Stored data —
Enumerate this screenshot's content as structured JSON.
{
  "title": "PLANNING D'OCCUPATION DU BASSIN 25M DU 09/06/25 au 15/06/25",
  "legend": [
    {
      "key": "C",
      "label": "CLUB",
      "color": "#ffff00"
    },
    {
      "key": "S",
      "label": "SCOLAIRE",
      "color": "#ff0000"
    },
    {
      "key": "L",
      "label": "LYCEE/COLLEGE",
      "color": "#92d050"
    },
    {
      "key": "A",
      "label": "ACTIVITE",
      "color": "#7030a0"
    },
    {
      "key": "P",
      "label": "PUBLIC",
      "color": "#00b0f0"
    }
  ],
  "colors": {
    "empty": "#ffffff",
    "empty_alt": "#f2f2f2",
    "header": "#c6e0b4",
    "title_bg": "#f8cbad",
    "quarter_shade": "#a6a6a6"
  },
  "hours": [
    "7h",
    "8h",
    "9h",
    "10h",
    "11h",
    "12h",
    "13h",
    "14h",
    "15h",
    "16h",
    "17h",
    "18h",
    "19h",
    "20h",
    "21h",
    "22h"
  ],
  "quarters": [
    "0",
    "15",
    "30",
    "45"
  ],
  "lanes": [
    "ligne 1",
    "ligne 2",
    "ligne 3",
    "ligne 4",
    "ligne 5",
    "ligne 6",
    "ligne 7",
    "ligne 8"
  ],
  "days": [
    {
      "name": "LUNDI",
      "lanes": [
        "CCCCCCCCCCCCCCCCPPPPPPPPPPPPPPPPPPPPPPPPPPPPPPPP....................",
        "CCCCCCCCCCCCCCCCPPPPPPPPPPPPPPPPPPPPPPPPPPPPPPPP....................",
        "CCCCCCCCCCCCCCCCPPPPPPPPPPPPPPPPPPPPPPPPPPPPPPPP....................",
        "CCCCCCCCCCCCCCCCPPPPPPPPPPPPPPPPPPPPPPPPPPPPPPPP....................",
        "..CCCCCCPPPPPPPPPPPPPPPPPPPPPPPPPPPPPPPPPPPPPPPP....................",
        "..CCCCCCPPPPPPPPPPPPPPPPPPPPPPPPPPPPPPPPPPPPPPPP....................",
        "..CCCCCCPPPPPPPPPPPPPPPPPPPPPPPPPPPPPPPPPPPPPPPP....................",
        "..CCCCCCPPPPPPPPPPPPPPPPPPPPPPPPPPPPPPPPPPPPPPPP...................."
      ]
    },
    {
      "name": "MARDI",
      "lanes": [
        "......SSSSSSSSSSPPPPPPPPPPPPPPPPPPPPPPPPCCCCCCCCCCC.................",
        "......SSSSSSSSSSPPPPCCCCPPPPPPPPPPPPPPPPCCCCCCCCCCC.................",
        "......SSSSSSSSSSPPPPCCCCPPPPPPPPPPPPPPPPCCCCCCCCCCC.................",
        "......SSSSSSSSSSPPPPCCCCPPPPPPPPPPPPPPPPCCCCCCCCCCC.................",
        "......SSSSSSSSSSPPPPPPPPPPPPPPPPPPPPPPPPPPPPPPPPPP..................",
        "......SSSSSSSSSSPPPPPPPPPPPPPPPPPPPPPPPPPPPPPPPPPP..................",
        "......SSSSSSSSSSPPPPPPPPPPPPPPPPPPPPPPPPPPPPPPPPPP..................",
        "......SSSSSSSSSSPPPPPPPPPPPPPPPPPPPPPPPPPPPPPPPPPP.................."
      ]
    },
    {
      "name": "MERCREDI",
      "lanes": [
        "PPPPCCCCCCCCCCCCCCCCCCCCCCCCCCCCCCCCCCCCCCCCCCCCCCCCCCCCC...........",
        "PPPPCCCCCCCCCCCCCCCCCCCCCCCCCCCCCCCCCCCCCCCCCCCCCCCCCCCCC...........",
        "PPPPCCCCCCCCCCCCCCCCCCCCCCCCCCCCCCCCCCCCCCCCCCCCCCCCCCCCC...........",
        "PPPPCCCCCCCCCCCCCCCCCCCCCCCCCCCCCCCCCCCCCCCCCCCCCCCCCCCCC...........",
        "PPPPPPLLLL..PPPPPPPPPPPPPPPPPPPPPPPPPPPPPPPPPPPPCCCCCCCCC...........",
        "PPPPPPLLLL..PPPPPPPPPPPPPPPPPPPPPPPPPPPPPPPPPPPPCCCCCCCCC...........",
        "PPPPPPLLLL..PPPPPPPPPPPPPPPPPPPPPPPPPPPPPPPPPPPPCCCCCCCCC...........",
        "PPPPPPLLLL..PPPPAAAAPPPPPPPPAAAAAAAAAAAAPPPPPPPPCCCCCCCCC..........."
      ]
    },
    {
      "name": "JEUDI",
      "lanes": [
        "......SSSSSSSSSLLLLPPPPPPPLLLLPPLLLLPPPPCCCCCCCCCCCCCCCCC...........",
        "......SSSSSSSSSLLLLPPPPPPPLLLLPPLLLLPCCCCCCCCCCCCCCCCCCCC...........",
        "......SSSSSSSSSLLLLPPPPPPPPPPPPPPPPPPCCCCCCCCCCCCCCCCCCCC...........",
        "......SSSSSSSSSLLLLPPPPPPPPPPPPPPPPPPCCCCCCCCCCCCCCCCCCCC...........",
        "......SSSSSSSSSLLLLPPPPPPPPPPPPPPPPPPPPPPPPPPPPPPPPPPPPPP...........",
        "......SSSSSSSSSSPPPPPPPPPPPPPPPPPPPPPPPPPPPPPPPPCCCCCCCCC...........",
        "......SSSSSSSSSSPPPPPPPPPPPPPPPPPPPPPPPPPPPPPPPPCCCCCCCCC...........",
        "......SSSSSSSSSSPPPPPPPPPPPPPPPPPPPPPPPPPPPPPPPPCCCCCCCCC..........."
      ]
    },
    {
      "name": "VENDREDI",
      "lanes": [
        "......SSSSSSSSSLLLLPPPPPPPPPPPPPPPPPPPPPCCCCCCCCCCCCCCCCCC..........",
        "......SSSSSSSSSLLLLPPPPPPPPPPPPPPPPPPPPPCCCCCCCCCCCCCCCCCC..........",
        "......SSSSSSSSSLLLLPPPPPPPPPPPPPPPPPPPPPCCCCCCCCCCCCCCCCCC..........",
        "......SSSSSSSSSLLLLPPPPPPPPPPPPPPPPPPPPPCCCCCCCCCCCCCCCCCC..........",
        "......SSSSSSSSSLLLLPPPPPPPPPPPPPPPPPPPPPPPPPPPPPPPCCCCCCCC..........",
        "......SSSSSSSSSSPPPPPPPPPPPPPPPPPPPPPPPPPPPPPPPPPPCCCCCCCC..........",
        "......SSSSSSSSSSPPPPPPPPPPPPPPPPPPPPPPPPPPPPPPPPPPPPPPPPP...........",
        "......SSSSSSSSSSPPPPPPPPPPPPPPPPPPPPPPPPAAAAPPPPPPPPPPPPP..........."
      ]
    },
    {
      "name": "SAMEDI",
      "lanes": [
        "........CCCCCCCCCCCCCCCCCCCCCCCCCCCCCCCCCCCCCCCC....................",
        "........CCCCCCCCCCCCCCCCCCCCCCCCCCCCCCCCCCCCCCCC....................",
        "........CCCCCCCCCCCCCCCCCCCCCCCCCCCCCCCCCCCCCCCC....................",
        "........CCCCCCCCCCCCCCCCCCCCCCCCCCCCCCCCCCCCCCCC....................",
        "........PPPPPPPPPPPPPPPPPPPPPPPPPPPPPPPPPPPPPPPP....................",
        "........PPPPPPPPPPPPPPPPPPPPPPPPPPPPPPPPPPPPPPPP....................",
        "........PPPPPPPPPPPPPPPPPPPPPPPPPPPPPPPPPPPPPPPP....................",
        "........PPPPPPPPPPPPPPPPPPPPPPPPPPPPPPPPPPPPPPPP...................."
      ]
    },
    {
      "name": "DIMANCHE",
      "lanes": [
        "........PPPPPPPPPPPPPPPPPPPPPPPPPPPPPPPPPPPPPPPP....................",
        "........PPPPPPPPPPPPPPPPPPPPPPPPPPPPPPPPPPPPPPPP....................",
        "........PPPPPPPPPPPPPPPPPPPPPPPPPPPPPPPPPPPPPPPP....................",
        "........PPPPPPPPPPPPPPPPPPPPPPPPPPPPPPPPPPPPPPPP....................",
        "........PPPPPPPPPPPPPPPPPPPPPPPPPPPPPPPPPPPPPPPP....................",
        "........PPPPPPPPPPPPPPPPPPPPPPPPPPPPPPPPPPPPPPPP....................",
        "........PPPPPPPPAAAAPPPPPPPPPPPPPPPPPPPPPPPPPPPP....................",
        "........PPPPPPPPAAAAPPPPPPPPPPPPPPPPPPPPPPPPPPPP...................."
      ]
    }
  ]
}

DIRECTION —
Extract every line above that contains the word "name".

TASK OUTPUT —
      "name": "LUNDI",
      "name": "MARDI",
      "name": "MERCREDI",
      "name": "JEUDI",
      "name": "VENDREDI",
      "name": "SAMEDI",
      "name": "DIMANCHE",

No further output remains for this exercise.